- _Written exercise_: Without altering anything, repeat each of the records.

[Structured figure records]

........

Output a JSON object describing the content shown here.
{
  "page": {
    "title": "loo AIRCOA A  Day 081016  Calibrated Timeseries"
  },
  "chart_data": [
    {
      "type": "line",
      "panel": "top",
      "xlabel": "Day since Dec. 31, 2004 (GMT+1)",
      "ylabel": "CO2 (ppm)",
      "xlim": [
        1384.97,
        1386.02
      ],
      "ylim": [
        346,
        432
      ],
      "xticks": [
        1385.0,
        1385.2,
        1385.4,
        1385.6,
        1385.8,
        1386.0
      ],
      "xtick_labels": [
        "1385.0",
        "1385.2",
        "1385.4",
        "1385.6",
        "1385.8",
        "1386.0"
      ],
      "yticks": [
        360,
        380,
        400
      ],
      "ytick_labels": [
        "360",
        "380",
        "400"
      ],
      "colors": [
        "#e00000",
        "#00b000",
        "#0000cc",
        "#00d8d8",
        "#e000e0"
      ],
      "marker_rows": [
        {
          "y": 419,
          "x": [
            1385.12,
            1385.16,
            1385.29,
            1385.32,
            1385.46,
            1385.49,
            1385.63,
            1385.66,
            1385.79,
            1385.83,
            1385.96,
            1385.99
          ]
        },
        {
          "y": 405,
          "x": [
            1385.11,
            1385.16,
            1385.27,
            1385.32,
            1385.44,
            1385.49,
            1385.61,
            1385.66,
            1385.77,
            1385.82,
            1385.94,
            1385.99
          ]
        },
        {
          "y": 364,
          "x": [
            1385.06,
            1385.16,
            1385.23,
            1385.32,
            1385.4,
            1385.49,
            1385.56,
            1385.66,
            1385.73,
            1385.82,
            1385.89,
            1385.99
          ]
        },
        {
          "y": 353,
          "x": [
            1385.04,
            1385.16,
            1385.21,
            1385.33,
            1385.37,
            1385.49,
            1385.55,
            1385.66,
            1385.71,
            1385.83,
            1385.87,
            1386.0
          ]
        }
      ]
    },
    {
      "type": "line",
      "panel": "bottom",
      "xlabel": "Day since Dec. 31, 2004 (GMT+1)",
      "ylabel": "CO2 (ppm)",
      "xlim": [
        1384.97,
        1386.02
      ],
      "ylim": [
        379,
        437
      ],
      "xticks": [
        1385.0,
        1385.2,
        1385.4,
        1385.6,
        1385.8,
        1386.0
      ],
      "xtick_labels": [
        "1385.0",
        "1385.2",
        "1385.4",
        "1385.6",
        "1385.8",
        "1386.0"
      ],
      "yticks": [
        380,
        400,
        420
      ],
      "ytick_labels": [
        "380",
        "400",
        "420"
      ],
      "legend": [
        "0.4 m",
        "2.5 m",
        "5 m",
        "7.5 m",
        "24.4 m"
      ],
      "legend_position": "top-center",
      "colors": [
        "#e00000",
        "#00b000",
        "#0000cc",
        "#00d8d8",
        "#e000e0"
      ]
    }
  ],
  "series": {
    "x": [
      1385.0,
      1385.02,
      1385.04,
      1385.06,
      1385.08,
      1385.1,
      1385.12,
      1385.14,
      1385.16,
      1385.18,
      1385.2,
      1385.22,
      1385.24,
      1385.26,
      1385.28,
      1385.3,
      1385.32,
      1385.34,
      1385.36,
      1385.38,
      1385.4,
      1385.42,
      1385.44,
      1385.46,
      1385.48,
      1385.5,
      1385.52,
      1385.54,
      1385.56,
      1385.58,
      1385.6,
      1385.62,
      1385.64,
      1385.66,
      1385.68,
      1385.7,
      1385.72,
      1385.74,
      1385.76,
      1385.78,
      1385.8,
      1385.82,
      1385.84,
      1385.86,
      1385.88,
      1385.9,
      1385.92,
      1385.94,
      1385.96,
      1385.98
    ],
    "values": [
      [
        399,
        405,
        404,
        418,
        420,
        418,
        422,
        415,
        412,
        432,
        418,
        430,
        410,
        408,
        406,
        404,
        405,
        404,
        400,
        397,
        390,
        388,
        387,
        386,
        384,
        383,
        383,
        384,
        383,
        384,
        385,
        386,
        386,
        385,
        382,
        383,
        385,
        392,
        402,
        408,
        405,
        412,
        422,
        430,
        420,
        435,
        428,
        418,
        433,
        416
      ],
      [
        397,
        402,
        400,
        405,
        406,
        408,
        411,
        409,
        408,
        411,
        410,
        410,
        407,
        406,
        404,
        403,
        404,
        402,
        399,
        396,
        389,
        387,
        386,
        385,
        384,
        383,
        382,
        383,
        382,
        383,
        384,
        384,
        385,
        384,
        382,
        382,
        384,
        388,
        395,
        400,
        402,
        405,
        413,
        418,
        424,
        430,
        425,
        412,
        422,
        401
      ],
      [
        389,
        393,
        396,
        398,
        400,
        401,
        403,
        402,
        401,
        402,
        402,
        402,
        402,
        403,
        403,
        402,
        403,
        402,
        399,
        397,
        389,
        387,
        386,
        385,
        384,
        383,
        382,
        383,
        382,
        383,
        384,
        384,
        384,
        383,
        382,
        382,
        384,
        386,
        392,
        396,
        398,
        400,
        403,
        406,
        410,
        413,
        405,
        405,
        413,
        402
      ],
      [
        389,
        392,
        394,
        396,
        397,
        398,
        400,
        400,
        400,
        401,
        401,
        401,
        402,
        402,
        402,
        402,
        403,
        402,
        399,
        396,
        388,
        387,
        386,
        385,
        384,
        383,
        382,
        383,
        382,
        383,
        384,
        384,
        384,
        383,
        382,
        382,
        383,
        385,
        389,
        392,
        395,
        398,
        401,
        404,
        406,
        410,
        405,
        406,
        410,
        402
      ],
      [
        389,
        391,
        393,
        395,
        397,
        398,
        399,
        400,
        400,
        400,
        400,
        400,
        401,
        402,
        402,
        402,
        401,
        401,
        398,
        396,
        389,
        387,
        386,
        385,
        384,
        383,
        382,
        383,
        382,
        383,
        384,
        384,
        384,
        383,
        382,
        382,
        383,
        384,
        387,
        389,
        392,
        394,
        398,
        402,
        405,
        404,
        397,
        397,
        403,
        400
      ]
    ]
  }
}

........

- _Response_:
Output a JSON object describing the content shown here.
{
  "page": {
    "title": "loo AIRCOA A  Day 081016  Calibrated Timeseries"
  },
  "chart_data": [
    {
      "type": "line",
      "panel": "top",
      "xlabel": "Day since Dec. 31, 2004 (GMT+1)",
      "ylabel": "CO2 (ppm)",
      "xlim": [
        1384.97,
        1386.02
      ],
      "ylim": [
        346,
        432
      ],
      "xticks": [
        1385.0,
        1385.2,
        1385.4,
        1385.6,
        1385.8,
        1386.0
      ],
      "xtick_labels": [
        "1385.0",
        "1385.2",
        "1385.4",
        "1385.6",
        "1385.8",
        "1386.0"
      ],
      "yticks": [
        360,
        380,
        400
      ],
      "ytick_labels": [
        "360",
        "380",
        "400"
      ],
      "colors": [
        "#e00000",
        "#00b000",
        "#0000cc",
        "#00d8d8",
        "#e000e0"
      ],
      "marker_rows": [
        {
          "y": 419,
          "x": [
            1385.12,
            1385.16,
            1385.29,
            1385.32,
            1385.46,
            1385.49,
            1385.63,
            1385.66,
            1385.79,
            1385.83,
            1385.96,
            1385.99
          ]
        },
        {
          "y": 405,
          "x": [
            1385.11,
            1385.16,
            1385.27,
            1385.32,
            1385.44,
            1385.49,
            1385.61,
            1385.66,
            1385.77,
            1385.82,
            1385.94,
            1385.99
          ]
        },
        {
          "y": 364,
          "x": [
            1385.06,
            1385.16,
            1385.23,
            1385.32,
            1385.4,
            1385.49,
            1385.56,
            1385.66,
            1385.73,
            1385.82,
            1385.89,
            1385.99
          ]
        },
        {
          "y": 353,
          "x": [
            1385.04,
            1385.16,
            1385.21,
            1385.33,
            1385.37,
            1385.49,
            1385.55,
            1385.66,
            1385.71,
            1385.83,
            1385.87,
            1386.0
          ]
        }
      ]
    },
    {
      "type": "line",
      "panel": "bottom",
      "xlabel": "Day since Dec. 31, 2004 (GMT+1)",
      "ylabel": "CO2 (ppm)",
      "xlim": [
        1384.97,
        1386.02
      ],
      "ylim": [
        379,
        437
      ],
      "xticks": [
        1385.0,
        1385.2,
        1385.4,
        1385.6,
        1385.8,
        1386.0
      ],
      "xtick_labels": [
        "1385.0",
        "1385.2",
        "1385.4",
        "1385.6",
        "1385.8",
        "1386.0"
      ],
      "yticks": [
        380,
        400,
        420
      ],
      "ytick_labels": [
        "380",
        "400",
        "420"
      ],
      "legend": [
        "0.4 m",
        "2.5 m",
        "5 m",
        "7.5 m",
        "24.4 m"
      ],
      "legend_position": "top-center",
      "colors": [
        "#e00000",
        "#00b000",
        "#0000cc",
        "#00d8d8",
        "#e000e0"
      ]
    }
  ],
  "series": {
    "x": [
      1385.0,
      1385.02,
      1385.04,
      1385.06,
      1385.08,
      1385.1,
      1385.12,
      1385.14,
      1385.16,
      1385.18,
      1385.2,
      1385.22,
      1385.24,
      1385.26,
      1385.28,
      1385.3,
      1385.32,
      1385.34,
      1385.36,
      1385.38,
      1385.4,
      1385.42,
      1385.44,
      1385.46,
      1385.48,
      1385.5,
      1385.52,
      1385.54,
      1385.56,
      1385.58,
      1385.6,
      1385.62,
      1385.64,
      1385.66,
      1385.68,
      1385.7,
      1385.72,
      1385.74,
      1385.76,
      1385.78,
      1385.8,
      1385.82,
      1385.84,
      1385.86,
      1385.88,
      1385.9,
      1385.92,
      1385.94,
      1385.96,
      1385.98
    ],
    "values": [
      [
        399,
        405,
        404,
        418,
        420,
        418,
        422,
        415,
        412,
        432,
        418,
        430,
        410,
        408,
        406,
        404,
        405,
        404,
        400,
        397,
        390,
        388,
        387,
        386,
        384,
        383,
        383,
        384,
        383,
        384,
        385,
        386,
        386,
        385,
        382,
        383,
        385,
        392,
        402,
        408,
        405,
        412,
        422,
        430,
        420,
        435,
        428,
        418,
        433,
        416
      ],
      [
        397,
        402,
        400,
        405,
        406,
        408,
        411,
        409,
        408,
        411,
        410,
        410,
        407,
        406,
        404,
        403,
        404,
        402,
        399,
        396,
        389,
        387,
        386,
        385,
        384,
        383,
        382,
        383,
        382,
        383,
        384,
        384,
        385,
        384,
        382,
        382,
        384,
        388,
        395,
        400,
        402,
        405,
        413,
        418,
        424,
        430,
        425,
        412,
        422,
        401
      ],
      [
        389,
        393,
        396,
        398,
        400,
        401,
        403,
        402,
        401,
        402,
        402,
        402,
        402,
        403,
        403,
        402,
        403,
        402,
        399,
        397,
        389,
        387,
        386,
        385,
        384,
        383,
        382,
        383,
        382,
        383,
        384,
        384,
        384,
        383,
        382,
        382,
        384,
        386,
        392,
        396,
        398,
        400,
        403,
        406,
        410,
        413,
        405,
        405,
        413,
        402
      ],
      [
        389,
        392,
        394,
        396,
        397,
        398,
        400,
        400,
        400,
        401,
        401,
        401,
        402,
        402,
        402,
        402,
        403,
        402,
        399,
        396,
        388,
        387,
        386,
        385,
        384,
        383,
        382,
        383,
        382,
        383,
        384,
        384,
        384,
        383,
        382,
        382,
        383,
        385,
        389,
        392,
        395,
        398,
        401,
        404,
        406,
        410,
        405,
        406,
        410,
        402
      ],
      [
        389,
        391,
        393,
        395,
        397,
        398,
        399,
        400,
        400,
        400,
        400,
        400,
        401,
        402,
        402,
        402,
        401,
        401,
        398,
        396,
        389,
        387,
        386,
        385,
        384,
        383,
        382,
        383,
        382,
        383,
        384,
        384,
        384,
        383,
        382,
        382,
        383,
        384,
        387,
        389,
        392,
        394,
        398,
        402,
        405,
        404,
        397,
        397,
        403,
        400
      ]
    ]
  }
}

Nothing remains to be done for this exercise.